WHAT IS BEING ASKED -
Take down each entry exactly as written.

DATA EXTRACT -
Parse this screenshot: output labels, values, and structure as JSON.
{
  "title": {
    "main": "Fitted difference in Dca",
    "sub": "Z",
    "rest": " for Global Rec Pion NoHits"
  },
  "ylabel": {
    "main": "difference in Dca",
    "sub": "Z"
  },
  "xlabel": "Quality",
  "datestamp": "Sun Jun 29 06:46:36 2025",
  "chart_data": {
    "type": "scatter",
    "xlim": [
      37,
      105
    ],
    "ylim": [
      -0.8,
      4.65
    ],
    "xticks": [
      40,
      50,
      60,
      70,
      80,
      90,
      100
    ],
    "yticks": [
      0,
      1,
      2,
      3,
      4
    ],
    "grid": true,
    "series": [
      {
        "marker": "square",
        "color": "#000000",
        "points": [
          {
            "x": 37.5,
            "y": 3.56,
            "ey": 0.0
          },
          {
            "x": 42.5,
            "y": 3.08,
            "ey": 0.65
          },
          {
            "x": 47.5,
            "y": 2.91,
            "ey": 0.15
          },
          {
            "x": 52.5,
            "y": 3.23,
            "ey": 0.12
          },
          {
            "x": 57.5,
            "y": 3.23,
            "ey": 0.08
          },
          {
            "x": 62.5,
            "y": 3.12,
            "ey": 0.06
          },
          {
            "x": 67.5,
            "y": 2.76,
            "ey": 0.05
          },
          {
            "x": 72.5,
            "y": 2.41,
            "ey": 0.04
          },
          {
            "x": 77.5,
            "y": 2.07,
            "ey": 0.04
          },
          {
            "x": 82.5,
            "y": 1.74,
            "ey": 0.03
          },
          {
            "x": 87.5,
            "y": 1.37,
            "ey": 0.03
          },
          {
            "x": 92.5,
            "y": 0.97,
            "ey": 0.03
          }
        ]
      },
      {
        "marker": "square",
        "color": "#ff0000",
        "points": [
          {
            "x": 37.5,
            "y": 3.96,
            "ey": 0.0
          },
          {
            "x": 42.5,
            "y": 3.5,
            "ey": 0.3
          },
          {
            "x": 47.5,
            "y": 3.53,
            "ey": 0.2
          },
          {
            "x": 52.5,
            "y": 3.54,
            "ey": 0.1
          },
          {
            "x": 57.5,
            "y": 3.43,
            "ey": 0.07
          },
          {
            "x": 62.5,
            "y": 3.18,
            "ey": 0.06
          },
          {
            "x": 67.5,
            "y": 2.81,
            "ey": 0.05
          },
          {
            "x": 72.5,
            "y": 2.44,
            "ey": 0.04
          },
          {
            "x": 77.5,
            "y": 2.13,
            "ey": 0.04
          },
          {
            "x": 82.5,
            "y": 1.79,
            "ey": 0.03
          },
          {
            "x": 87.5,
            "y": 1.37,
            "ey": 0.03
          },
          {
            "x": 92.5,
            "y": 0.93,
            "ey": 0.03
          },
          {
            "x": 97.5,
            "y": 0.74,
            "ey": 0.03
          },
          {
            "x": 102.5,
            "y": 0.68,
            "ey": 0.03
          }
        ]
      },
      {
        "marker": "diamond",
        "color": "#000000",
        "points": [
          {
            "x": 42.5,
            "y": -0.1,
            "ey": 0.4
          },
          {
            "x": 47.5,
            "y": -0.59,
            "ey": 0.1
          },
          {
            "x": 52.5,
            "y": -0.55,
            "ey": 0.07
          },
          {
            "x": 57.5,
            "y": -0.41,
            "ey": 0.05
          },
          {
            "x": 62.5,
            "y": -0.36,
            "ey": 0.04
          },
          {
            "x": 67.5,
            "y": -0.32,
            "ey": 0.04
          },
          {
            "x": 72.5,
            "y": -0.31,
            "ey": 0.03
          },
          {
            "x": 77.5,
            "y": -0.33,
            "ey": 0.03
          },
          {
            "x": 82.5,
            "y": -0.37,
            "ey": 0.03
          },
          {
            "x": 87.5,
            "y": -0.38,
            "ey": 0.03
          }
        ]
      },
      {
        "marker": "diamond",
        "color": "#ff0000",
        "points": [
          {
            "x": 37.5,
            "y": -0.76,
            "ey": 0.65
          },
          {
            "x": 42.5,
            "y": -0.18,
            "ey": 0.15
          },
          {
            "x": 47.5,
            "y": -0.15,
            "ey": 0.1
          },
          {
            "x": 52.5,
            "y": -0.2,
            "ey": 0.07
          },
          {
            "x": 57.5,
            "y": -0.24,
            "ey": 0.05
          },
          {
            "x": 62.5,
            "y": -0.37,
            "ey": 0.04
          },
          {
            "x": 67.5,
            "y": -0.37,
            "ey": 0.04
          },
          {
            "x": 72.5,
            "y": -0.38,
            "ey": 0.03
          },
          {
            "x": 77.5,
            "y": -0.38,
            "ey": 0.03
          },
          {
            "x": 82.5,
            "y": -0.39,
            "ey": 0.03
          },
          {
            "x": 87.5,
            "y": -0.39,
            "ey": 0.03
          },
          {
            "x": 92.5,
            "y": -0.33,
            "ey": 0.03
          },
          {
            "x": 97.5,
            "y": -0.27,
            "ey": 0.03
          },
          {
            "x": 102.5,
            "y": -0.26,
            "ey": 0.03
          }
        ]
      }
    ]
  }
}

FULL ANSWER -
Parse this screenshot: output labels, values, and structure as JSON.
{
  "title": {
    "main": "Fitted difference in Dca",
    "sub": "Z",
    "rest": " for Global Rec Pion NoHits"
  },
  "ylabel": {
    "main": "difference in Dca",
    "sub": "Z"
  },
  "xlabel": "Quality",
  "datestamp": "Sun Jun 29 06:46:36 2025",
  "chart_data": {
    "type": "scatter",
    "xlim": [
      37,
      105
    ],
    "ylim": [
      -0.8,
      4.65
    ],
    "xticks": [
      40,
      50,
      60,
      70,
      80,
      90,
      100
    ],
    "yticks": [
      0,
      1,
      2,
      3,
      4
    ],
    "grid": true,
    "series": [
      {
        "marker": "square",
        "color": "#000000",
        "points": [
          {
            "x": 37.5,
            "y": 3.56,
            "ey": 0.0
          },
          {
            "x": 42.5,
            "y": 3.08,
            "ey": 0.65
          },
          {
            "x": 47.5,
            "y": 2.91,
            "ey": 0.15
          },
          {
            "x": 52.5,
            "y": 3.23,
            "ey": 0.12
          },
          {
            "x": 57.5,
            "y": 3.23,
            "ey": 0.08
          },
          {
            "x": 62.5,
            "y": 3.12,
            "ey": 0.06
          },
          {
            "x": 67.5,
            "y": 2.76,
            "ey": 0.05
          },
          {
            "x": 72.5,
            "y": 2.41,
            "ey": 0.04
          },
          {
            "x": 77.5,
            "y": 2.07,
            "ey": 0.04
          },
          {
            "x": 82.5,
            "y": 1.74,
            "ey": 0.03
          },
          {
            "x": 87.5,
            "y": 1.37,
            "ey": 0.03
          },
          {
            "x": 92.5,
            "y": 0.97,
            "ey": 0.03
          }
        ]
      },
      {
        "marker": "square",
        "color": "#ff0000",
        "points": [
          {
            "x": 37.5,
            "y": 3.96,
            "ey": 0.0
          },
          {
            "x": 42.5,
            "y": 3.5,
            "ey": 0.3
          },
          {
            "x": 47.5,
            "y": 3.53,
            "ey": 0.2
          },
          {
            "x": 52.5,
            "y": 3.54,
            "ey": 0.1
          },
          {
            "x": 57.5,
            "y": 3.43,
            "ey": 0.07
          },
          {
            "x": 62.5,
            "y": 3.18,
            "ey": 0.06
          },
          {
            "x": 67.5,
            "y": 2.81,
            "ey": 0.05
          },
          {
            "x": 72.5,
            "y": 2.44,
            "ey": 0.04
          },
          {
            "x": 77.5,
            "y": 2.13,
            "ey": 0.04
          },
          {
            "x": 82.5,
            "y": 1.79,
            "ey": 0.03
          },
          {
            "x": 87.5,
            "y": 1.37,
            "ey": 0.03
          },
          {
            "x": 92.5,
            "y": 0.93,
            "ey": 0.03
          },
          {
            "x": 97.5,
            "y": 0.74,
            "ey": 0.03
          },
          {
            "x": 102.5,
            "y": 0.68,
            "ey": 0.03
          }
        ]
      },
      {
        "marker": "diamond",
        "color": "#000000",
        "points": [
          {
            "x": 42.5,
            "y": -0.1,
            "ey": 0.4
          },
          {
            "x": 47.5,
            "y": -0.59,
            "ey": 0.1
          },
          {
            "x": 52.5,
            "y": -0.55,
            "ey": 0.07
          },
          {
            "x": 57.5,
            "y": -0.41,
            "ey": 0.05
          },
          {
            "x": 62.5,
            "y": -0.36,
            "ey": 0.04
          },
          {
            "x": 67.5,
            "y": -0.32,
            "ey": 0.04
          },
          {
            "x": 72.5,
            "y": -0.31,
            "ey": 0.03
          },
          {
            "x": 77.5,
            "y": -0.33,
            "ey": 0.03
          },
          {
            "x": 82.5,
            "y": -0.37,
            "ey": 0.03
          },
          {
            "x": 87.5,
            "y": -0.38,
            "ey": 0.03
          }
        ]
      },
      {
        "marker": "diamond",
        "color": "#ff0000",
        "points": [
          {
            "x": 37.5,
            "y": -0.76,
            "ey": 0.65
          },
          {
            "x": 42.5,
            "y": -0.18,
            "ey": 0.15
          },
          {
            "x": 47.5,
            "y": -0.15,
            "ey": 0.1
          },
          {
            "x": 52.5,
            "y": -0.2,
            "ey": 0.07
          },
          {
            "x": 57.5,
            "y": -0.24,
            "ey": 0.05
          },
          {
            "x": 62.5,
            "y": -0.37,
            "ey": 0.04
          },
          {
            "x": 67.5,
            "y": -0.37,
            "ey": 0.04
          },
          {
            "x": 72.5,
            "y": -0.38,
            "ey": 0.03
          },
          {
            "x": 77.5,
            "y": -0.38,
            "ey": 0.03
          },
          {
            "x": 82.5,
            "y": -0.39,
            "ey": 0.03
          },
          {
            "x": 87.5,
            "y": -0.39,
            "ey": 0.03
          },
          {
            "x": 92.5,
            "y": -0.33,
            "ey": 0.03
          },
          {
            "x": 97.5,
            "y": -0.27,
            "ey": 0.03
          },
          {
            "x": 102.5,
            "y": -0.26,
            "ey": 0.03
          }
        ]
      }
    ]
  }
}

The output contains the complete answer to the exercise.